-- BEGIN --

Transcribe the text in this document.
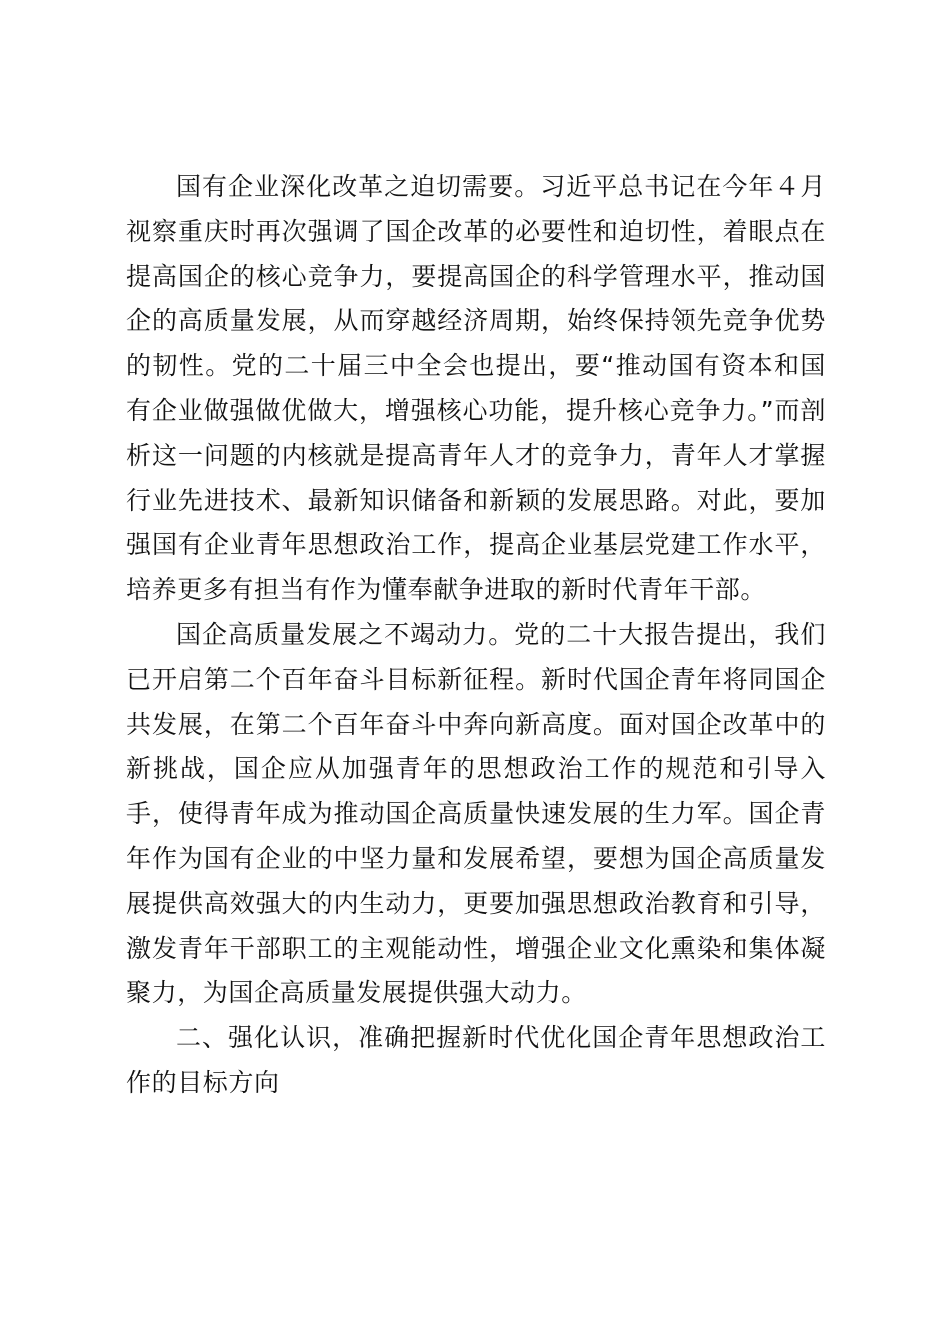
国有企业深化改革之迫切需要。习近平总书记在今年４月视察重庆时再次强调了国企改革的必要性和迫切性，着眼点在提高国企的核心竞争力，要提高国企的科学管理水平，推动国企的高质量发展，从而穿越经济周期，始终保持领先竞争优势的韧性。党的二十届三中全会也提出，要“推动国有资本和国有企业做强做优做大，增强核心功能，提升核心竞争力。”而剖析这一问题的内核就是提高青年人才的竞争力，青年人才掌握行业先进技术、最新知识储备和新颖的发展思路。对此，要加强国有企业青年思想政治工作，提高企业基层党建工作水平，培养更多有担当有作为懂奉献争进取的新时代青年干部。

国企高质量发展之不竭动力。党的二十大报告提出，我们已开启第二个百年奋斗目标新征程。新时代国企青年将同国企共发展，在第二个百年奋斗中奔向新高度。面对国企改革中的新挑战，国企应从加强青年的思想政治工作的规范和引导入手，使得青年成为推动国企高质量快速发展的生力军。国企青年作为国有企业的中坚力量和发展希望，要想为国企高质量发展提供高效强大的内生动力，更要加强思想政治教育和引导，激发青年干部职工的主观能动性，增强企业文化熏染和集体凝聚力，为国企高质量发展提供强大动力。

二、强化认识，准确把握新时代优化国企青年思想政治工作的目标方向
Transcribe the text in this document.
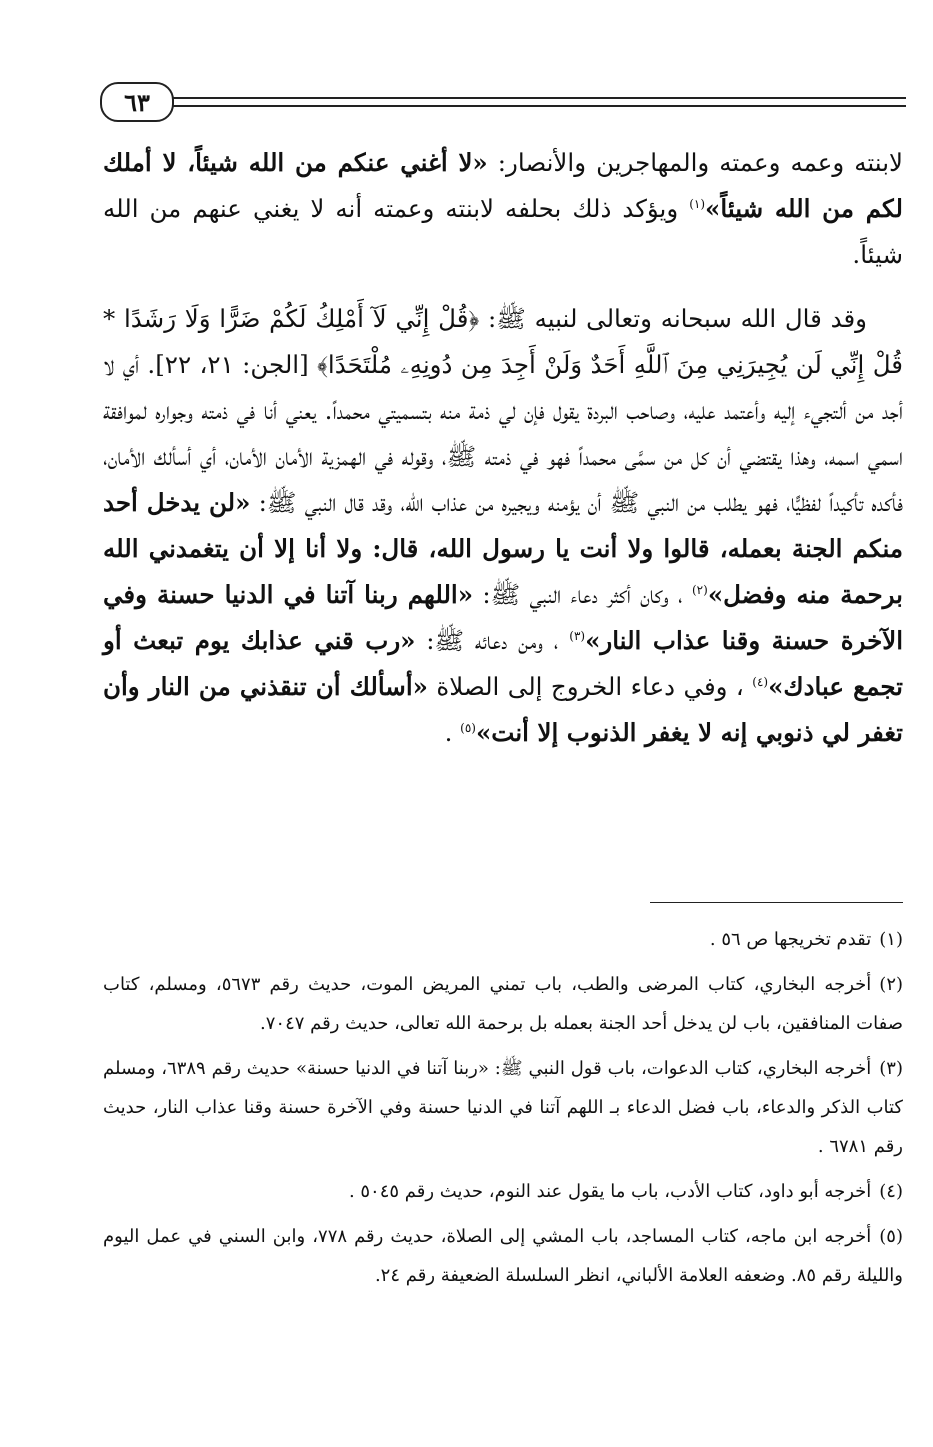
٦٣

لابنته وعمه وعمته والمهاجرين والأنصار: «لا أغني عنكم من الله شيئاً، لا أملك لكم من الله شيئاً»$^{(١)}$ ويؤكد ذلك بحلفه لابنته وعمته أنه لا يغني عنهم من الله شيئاً.

وقد قال الله سبحانه وتعالى لنبيه ﷺ: ﴿قُلْ إِنِّي لَآ أَمْلِكُ لَكُمْ ضَرًّا وَلَا رَشَدًا * قُلْ إِنِّي لَن يُجِيرَنِي مِنَ ٱللَّهِ أَحَدٌ وَلَنْ أَجِدَ مِن دُونِهِۦ مُلْتَحَدًا﴾ [الجن: ٢١، ٢٢]. أي لا أجد من ألتجيء إليه وأعتمد عليه، وصاحب البردة يقول فإن لي ذمة منه بتسميتي محمداً. يعني أنا في ذمته وجواره لموافقة اسمي اسمه، وهذا يقتضي أن كل من سمَّى محمداً فهو في ذمته ﷺ، وقوله في الهمزية الأمان الأمان، أي أسألك الأمان، فأكده تأكيداً لفظيًّا، فهو يطلب من النبي ﷺ أن يؤمنه ويجيره من عذاب الله، وقد قال النبي ﷺ: «لن يدخل أحد منكم الجنة بعمله، قالوا ولا أنت يا رسول الله، قال: ولا أنا إلا أن يتغمدني الله برحمة منه وفضل»$^{(٢)}$ ، وكان أكثر دعاء النبي ﷺ: «اللهم ربنا آتنا في الدنيا حسنة وفي الآخرة حسنة وقنا عذاب النار»$^{(٣)}$ ، ومن دعائه ﷺ: «رب قني عذابك يوم تبعث أو تجمع عبادك»$^{(٤)}$ ، وفي دعاء الخروج إلى الصلاة «أسألك أن تنقذني من النار وأن تغفر لي ذنوبي إنه لا يغفر الذنوب إلا أنت»$^{(٥)}$ .

(١)تقدم تخريجها ص ٥٦ .

(٢)أخرجه البخاري، كتاب المرضى والطب، باب تمني المريض الموت، حديث رقم ٥٦٧٣، ومسلم، كتاب صفات المنافقين، باب لن يدخل أحد الجنة بعمله بل برحمة الله تعالى، حديث رقم ٧٠٤٧.

(٣)أخرجه البخاري، كتاب الدعوات، باب قول النبي ﷺ: «ربنا آتنا في الدنيا حسنة» حديث رقم ٦٣٨٩، ومسلم كتاب الذكر والدعاء، باب فضل الدعاء بـ اللهم آتنا في الدنيا حسنة وفي الآخرة حسنة وقنا عذاب النار، حديث رقم ٦٧٨١ .

(٤)أخرجه أبو داود، كتاب الأدب، باب ما يقول عند النوم، حديث رقم ٥٠٤٥ .

(٥)أخرجه ابن ماجه، كتاب المساجد، باب المشي إلى الصلاة، حديث رقم ٧٧٨، وابن السني في عمل اليوم والليلة رقم ٨٥. وضعفه العلامة الألباني، انظر السلسلة الضعيفة رقم ٢٤.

-- END --

Task directions |
All of the records need repeating exactly, except for the pictures.

Right answer |
Transcribe the text in this document.
国有企业深化改革之迫切需要。习近平总书记在今年４月视察重庆时再次强调了国企改革的必要性和迫切性，着眼点在提高国企的核心竞争力，要提高国企的科学管理水平，推动国企的高质量发展，从而穿越经济周期，始终保持领先竞争优势的韧性。党的二十届三中全会也提出，要“推动国有资本和国有企业做强做优做大，增强核心功能，提升核心竞争力。”而剖析这一问题的内核就是提高青年人才的竞争力，青年人才掌握行业先进技术、最新知识储备和新颖的发展思路。对此，要加强国有企业青年思想政治工作，提高企业基层党建工作水平，培养更多有担当有作为懂奉献争进取的新时代青年干部。

国企高质量发展之不竭动力。党的二十大报告提出，我们已开启第二个百年奋斗目标新征程。新时代国企青年将同国企共发展，在第二个百年奋斗中奔向新高度。面对国企改革中的新挑战，国企应从加强青年的思想政治工作的规范和引导入手，使得青年成为推动国企高质量快速发展的生力军。国企青年作为国有企业的中坚力量和发展希望，要想为国企高质量发展提供高效强大的内生动力，更要加强思想政治教育和引导，激发青年干部职工的主观能动性，增强企业文化熏染和集体凝聚力，为国企高质量发展提供强大动力。

二、强化认识，准确把握新时代优化国企青年思想政治工作的目标方向
Transcribe the text in this document.
٦٣

لابنته وعمه وعمته والمهاجرين والأنصار: «لا أغني عنكم من الله شيئاً، لا أملك لكم من الله شيئاً»$^{(١)}$ ويؤكد ذلك بحلفه لابنته وعمته أنه لا يغني عنهم من الله شيئاً.

وقد قال الله سبحانه وتعالى لنبيه ﷺ: ﴿قُلْ إِنِّي لَآ أَمْلِكُ لَكُمْ ضَرًّا وَلَا رَشَدًا * قُلْ إِنِّي لَن يُجِيرَنِي مِنَ ٱللَّهِ أَحَدٌ وَلَنْ أَجِدَ مِن دُونِهِۦ مُلْتَحَدًا﴾ [الجن: ٢١، ٢٢]. أي لا أجد من ألتجيء إليه وأعتمد عليه، وصاحب البردة يقول فإن لي ذمة منه بتسميتي محمداً. يعني أنا في ذمته وجواره لموافقة اسمي اسمه، وهذا يقتضي أن كل من سمَّى محمداً فهو في ذمته ﷺ، وقوله في الهمزية الأمان الأمان، أي أسألك الأمان، فأكده تأكيداً لفظيًّا، فهو يطلب من النبي ﷺ أن يؤمنه ويجيره من عذاب الله، وقد قال النبي ﷺ: «لن يدخل أحد منكم الجنة بعمله، قالوا ولا أنت يا رسول الله، قال: ولا أنا إلا أن يتغمدني الله برحمة منه وفضل»$^{(٢)}$ ، وكان أكثر دعاء النبي ﷺ: «اللهم ربنا آتنا في الدنيا حسنة وفي الآخرة حسنة وقنا عذاب النار»$^{(٣)}$ ، ومن دعائه ﷺ: «رب قني عذابك يوم تبعث أو تجمع عبادك»$^{(٤)}$ ، وفي دعاء الخروج إلى الصلاة «أسألك أن تنقذني من النار وأن تغفر لي ذنوبي إنه لا يغفر الذنوب إلا أنت»$^{(٥)}$ .

(١)تقدم تخريجها ص ٥٦ .

(٢)أخرجه البخاري، كتاب المرضى والطب، باب تمني المريض الموت، حديث رقم ٥٦٧٣، ومسلم، كتاب صفات المنافقين، باب لن يدخل أحد الجنة بعمله بل برحمة الله تعالى، حديث رقم ٧٠٤٧.

(٣)أخرجه البخاري، كتاب الدعوات، باب قول النبي ﷺ: «ربنا آتنا في الدنيا حسنة» حديث رقم ٦٣٨٩، ومسلم كتاب الذكر والدعاء، باب فضل الدعاء بـ اللهم آتنا في الدنيا حسنة وفي الآخرة حسنة وقنا عذاب النار، حديث رقم ٦٧٨١ .

(٤)أخرجه أبو داود، كتاب الأدب، باب ما يقول عند النوم، حديث رقم ٥٠٤٥ .

(٥)أخرجه ابن ماجه، كتاب المساجد، باب المشي إلى الصلاة، حديث رقم ٧٧٨، وابن السني في عمل اليوم والليلة رقم ٨٥. وضعفه العلامة الألباني، انظر السلسلة الضعيفة رقم ٢٤.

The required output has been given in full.